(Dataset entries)
------

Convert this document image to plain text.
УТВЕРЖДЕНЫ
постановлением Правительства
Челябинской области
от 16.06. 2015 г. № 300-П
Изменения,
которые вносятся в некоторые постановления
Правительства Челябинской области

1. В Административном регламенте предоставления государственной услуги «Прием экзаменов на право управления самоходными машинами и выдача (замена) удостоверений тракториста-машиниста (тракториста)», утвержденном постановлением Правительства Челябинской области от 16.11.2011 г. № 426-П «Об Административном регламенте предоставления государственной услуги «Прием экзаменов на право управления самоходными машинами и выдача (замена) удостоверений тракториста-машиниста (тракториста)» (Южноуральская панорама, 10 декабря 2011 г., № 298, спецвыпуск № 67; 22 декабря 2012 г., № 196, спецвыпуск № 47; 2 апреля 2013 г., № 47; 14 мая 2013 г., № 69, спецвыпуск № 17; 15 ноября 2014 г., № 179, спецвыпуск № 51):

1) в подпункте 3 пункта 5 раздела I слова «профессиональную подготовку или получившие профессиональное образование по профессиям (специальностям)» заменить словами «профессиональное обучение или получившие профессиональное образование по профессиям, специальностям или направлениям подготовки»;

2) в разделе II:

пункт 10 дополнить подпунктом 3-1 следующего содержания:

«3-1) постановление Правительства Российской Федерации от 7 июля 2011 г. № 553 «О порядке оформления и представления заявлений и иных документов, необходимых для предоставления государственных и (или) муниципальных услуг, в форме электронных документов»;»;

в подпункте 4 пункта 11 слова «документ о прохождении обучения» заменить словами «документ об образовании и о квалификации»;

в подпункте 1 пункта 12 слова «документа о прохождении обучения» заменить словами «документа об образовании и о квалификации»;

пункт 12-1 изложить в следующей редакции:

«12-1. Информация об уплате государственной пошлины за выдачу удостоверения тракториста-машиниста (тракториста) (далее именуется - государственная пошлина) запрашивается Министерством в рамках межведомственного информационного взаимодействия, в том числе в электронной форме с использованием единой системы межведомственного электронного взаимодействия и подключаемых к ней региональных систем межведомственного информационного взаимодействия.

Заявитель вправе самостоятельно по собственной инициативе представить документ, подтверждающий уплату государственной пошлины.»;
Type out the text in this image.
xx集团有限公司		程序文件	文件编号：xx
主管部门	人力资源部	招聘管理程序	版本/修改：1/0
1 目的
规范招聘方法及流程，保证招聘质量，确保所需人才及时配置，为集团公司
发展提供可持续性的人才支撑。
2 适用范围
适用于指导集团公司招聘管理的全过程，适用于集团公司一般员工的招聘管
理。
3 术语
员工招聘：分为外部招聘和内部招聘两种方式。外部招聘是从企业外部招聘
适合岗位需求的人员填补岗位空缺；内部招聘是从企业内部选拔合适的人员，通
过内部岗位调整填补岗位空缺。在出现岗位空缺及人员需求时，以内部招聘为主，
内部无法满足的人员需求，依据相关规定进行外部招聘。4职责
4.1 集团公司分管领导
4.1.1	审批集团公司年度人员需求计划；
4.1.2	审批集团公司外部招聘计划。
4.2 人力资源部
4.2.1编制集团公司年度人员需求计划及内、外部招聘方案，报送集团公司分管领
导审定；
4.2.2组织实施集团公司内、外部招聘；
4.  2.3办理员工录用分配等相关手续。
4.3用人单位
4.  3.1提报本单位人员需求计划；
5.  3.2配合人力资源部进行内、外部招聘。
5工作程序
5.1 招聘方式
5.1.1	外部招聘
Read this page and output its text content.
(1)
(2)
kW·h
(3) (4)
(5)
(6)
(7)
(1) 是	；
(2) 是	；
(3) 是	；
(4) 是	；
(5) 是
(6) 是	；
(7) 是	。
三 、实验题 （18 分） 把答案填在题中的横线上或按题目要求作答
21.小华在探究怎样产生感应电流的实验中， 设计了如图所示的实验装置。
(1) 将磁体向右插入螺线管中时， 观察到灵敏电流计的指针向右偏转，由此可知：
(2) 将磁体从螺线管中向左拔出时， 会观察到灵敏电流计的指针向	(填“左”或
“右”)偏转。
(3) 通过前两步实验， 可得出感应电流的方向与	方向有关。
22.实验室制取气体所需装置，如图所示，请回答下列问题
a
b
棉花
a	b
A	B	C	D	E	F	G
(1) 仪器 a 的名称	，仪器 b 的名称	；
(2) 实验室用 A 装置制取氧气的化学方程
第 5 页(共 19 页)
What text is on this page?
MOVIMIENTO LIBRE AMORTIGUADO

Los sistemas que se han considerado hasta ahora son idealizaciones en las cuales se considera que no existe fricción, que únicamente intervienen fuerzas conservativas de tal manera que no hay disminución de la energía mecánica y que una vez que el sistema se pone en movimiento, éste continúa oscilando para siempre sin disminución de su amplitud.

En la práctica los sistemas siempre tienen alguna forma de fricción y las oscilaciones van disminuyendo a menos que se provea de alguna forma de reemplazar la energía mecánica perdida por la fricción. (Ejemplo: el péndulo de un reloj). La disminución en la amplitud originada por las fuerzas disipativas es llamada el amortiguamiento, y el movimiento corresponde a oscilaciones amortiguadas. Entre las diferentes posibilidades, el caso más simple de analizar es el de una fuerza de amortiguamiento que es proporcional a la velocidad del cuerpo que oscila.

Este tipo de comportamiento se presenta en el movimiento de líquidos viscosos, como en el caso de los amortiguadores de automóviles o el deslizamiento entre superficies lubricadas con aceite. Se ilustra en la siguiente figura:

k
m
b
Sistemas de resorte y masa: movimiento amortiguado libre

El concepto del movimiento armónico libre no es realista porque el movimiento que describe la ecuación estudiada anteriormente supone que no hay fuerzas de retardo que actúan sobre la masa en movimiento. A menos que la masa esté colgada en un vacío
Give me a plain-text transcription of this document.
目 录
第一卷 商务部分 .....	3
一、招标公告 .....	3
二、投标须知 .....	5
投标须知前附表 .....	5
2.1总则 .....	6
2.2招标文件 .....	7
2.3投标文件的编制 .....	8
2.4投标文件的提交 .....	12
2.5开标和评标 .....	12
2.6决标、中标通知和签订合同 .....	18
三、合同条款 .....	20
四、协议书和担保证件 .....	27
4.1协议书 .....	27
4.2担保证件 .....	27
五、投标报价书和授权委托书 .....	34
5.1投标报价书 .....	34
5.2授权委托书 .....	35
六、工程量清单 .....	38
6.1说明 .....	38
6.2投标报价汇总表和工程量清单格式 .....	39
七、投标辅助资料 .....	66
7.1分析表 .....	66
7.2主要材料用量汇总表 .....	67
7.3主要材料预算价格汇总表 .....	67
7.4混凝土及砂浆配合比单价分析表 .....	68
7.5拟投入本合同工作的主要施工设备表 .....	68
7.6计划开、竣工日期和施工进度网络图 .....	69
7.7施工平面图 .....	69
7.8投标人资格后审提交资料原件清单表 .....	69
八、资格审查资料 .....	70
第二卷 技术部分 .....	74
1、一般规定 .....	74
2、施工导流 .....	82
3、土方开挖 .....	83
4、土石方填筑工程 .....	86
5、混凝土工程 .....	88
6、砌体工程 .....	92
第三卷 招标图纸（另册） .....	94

------

**What is required:** Repeat the material above in full, keeping every word.

**Solution to the problem:**
Convert this document image to plain text.
УТВЕРЖДЕНЫ
постановлением Правительства
Челябинской области
от 16.06. 2015 г. № 300-П
Изменения,
которые вносятся в некоторые постановления
Правительства Челябинской области

1. В Административном регламенте предоставления государственной услуги «Прием экзаменов на право управления самоходными машинами и выдача (замена) удостоверений тракториста-машиниста (тракториста)», утвержденном постановлением Правительства Челябинской области от 16.11.2011 г. № 426-П «Об Административном регламенте предоставления государственной услуги «Прием экзаменов на право управления самоходными машинами и выдача (замена) удостоверений тракториста-машиниста (тракториста)» (Южноуральская панорама, 10 декабря 2011 г., № 298, спецвыпуск № 67; 22 декабря 2012 г., № 196, спецвыпуск № 47; 2 апреля 2013 г., № 47; 14 мая 2013 г., № 69, спецвыпуск № 17; 15 ноября 2014 г., № 179, спецвыпуск № 51):

1) в подпункте 3 пункта 5 раздела I слова «профессиональную подготовку или получившие профессиональное образование по профессиям (специальностям)» заменить словами «профессиональное обучение или получившие профессиональное образование по профессиям, специальностям или направлениям подготовки»;

2) в разделе II:

пункт 10 дополнить подпунктом 3-1 следующего содержания:

«3-1) постановление Правительства Российской Федерации от 7 июля 2011 г. № 553 «О порядке оформления и представления заявлений и иных документов, необходимых для предоставления государственных и (или) муниципальных услуг, в форме электронных документов»;»;

в подпункте 4 пункта 11 слова «документ о прохождении обучения» заменить словами «документ об образовании и о квалификации»;

в подпункте 1 пункта 12 слова «документа о прохождении обучения» заменить словами «документа об образовании и о квалификации»;

пункт 12-1 изложить в следующей редакции:

«12-1. Информация об уплате государственной пошлины за выдачу удостоверения тракториста-машиниста (тракториста) (далее именуется - государственная пошлина) запрашивается Министерством в рамках межведомственного информационного взаимодействия, в том числе в электронной форме с использованием единой системы межведомственного электронного взаимодействия и подключаемых к ней региональных систем межведомственного информационного взаимодействия.

Заявитель вправе самостоятельно по собственной инициативе представить документ, подтверждающий уплату государственной пошлины.»;
Type out the text in this image.
xx集团有限公司		程序文件	文件编号：xx
主管部门	人力资源部	招聘管理程序	版本/修改：1/0
1 目的
规范招聘方法及流程，保证招聘质量，确保所需人才及时配置，为集团公司
发展提供可持续性的人才支撑。
2 适用范围
适用于指导集团公司招聘管理的全过程，适用于集团公司一般员工的招聘管
理。
3 术语
员工招聘：分为外部招聘和内部招聘两种方式。外部招聘是从企业外部招聘
适合岗位需求的人员填补岗位空缺；内部招聘是从企业内部选拔合适的人员，通
过内部岗位调整填补岗位空缺。在出现岗位空缺及人员需求时，以内部招聘为主，
内部无法满足的人员需求，依据相关规定进行外部招聘。4职责
4.1 集团公司分管领导
4.1.1	审批集团公司年度人员需求计划；
4.1.2	审批集团公司外部招聘计划。
4.2 人力资源部
4.2.1编制集团公司年度人员需求计划及内、外部招聘方案，报送集团公司分管领
导审定；
4.2.2组织实施集团公司内、外部招聘；
4.  2.3办理员工录用分配等相关手续。
4.3用人单位
4.  3.1提报本单位人员需求计划；
5.  3.2配合人力资源部进行内、外部招聘。
5工作程序
5.1 招聘方式
5.1.1	外部招聘
Read this page and output its text content.
(1)
(2)
kW·h
(3) (4)
(5)
(6)
(7)
(1) 是	；
(2) 是	；
(3) 是	；
(4) 是	；
(5) 是
(6) 是	；
(7) 是	。
三 、实验题 （18 分） 把答案填在题中的横线上或按题目要求作答
21.小华在探究怎样产生感应电流的实验中， 设计了如图所示的实验装置。
(1) 将磁体向右插入螺线管中时， 观察到灵敏电流计的指针向右偏转，由此可知：
(2) 将磁体从螺线管中向左拔出时， 会观察到灵敏电流计的指针向	(填“左”或
“右”)偏转。
(3) 通过前两步实验， 可得出感应电流的方向与	方向有关。
22.实验室制取气体所需装置，如图所示，请回答下列问题
a
b
棉花
a	b
A	B	C	D	E	F	G
(1) 仪器 a 的名称	，仪器 b 的名称	；
(2) 实验室用 A 装置制取氧气的化学方程
第 5 页(共 19 页)
What text is on this page?
MOVIMIENTO LIBRE AMORTIGUADO

Los sistemas que se han considerado hasta ahora son idealizaciones en las cuales se considera que no existe fricción, que únicamente intervienen fuerzas conservativas de tal manera que no hay disminución de la energía mecánica y que una vez que el sistema se pone en movimiento, éste continúa oscilando para siempre sin disminución de su amplitud.

En la práctica los sistemas siempre tienen alguna forma de fricción y las oscilaciones van disminuyendo a menos que se provea de alguna forma de reemplazar la energía mecánica perdida por la fricción. (Ejemplo: el péndulo de un reloj). La disminución en la amplitud originada por las fuerzas disipativas es llamada el amortiguamiento, y el movimiento corresponde a oscilaciones amortiguadas. Entre las diferentes posibilidades, el caso más simple de analizar es el de una fuerza de amortiguamiento que es proporcional a la velocidad del cuerpo que oscila.

Este tipo de comportamiento se presenta en el movimiento de líquidos viscosos, como en el caso de los amortiguadores de automóviles o el deslizamiento entre superficies lubricadas con aceite. Se ilustra en la siguiente figura:

k
m
b
Sistemas de resorte y masa: movimiento amortiguado libre

El concepto del movimiento armónico libre no es realista porque el movimiento que describe la ecuación estudiada anteriormente supone que no hay fuerzas de retardo que actúan sobre la masa en movimiento. A menos que la masa esté colgada en un vacío
Give me a plain-text transcription of this document.
目 录
第一卷 商务部分 .....	3
一、招标公告 .....	3
二、投标须知 .....	5
投标须知前附表 .....	5
2.1总则 .....	6
2.2招标文件 .....	7
2.3投标文件的编制 .....	8
2.4投标文件的提交 .....	12
2.5开标和评标 .....	12
2.6决标、中标通知和签订合同 .....	18
三、合同条款 .....	20
四、协议书和担保证件 .....	27
4.1协议书 .....	27
4.2担保证件 .....	27
五、投标报价书和授权委托书 .....	34
5.1投标报价书 .....	34
5.2授权委托书 .....	35
六、工程量清单 .....	38
6.1说明 .....	38
6.2投标报价汇总表和工程量清单格式 .....	39
七、投标辅助资料 .....	66
7.1分析表 .....	66
7.2主要材料用量汇总表 .....	67
7.3主要材料预算价格汇总表 .....	67
7.4混凝土及砂浆配合比单价分析表 .....	68
7.5拟投入本合同工作的主要施工设备表 .....	68
7.6计划开、竣工日期和施工进度网络图 .....	69
7.7施工平面图 .....	69
7.8投标人资格后审提交资料原件清单表 .....	69
八、资格审查资料 .....	70
第二卷 技术部分 .....	74
1、一般规定 .....	74
2、施工导流 .....	82
3、土方开挖 .....	83
4、土石方填筑工程 .....	86
5、混凝土工程 .....	88
6、砌体工程 .....	92
第三卷 招标图纸（另册） .....	94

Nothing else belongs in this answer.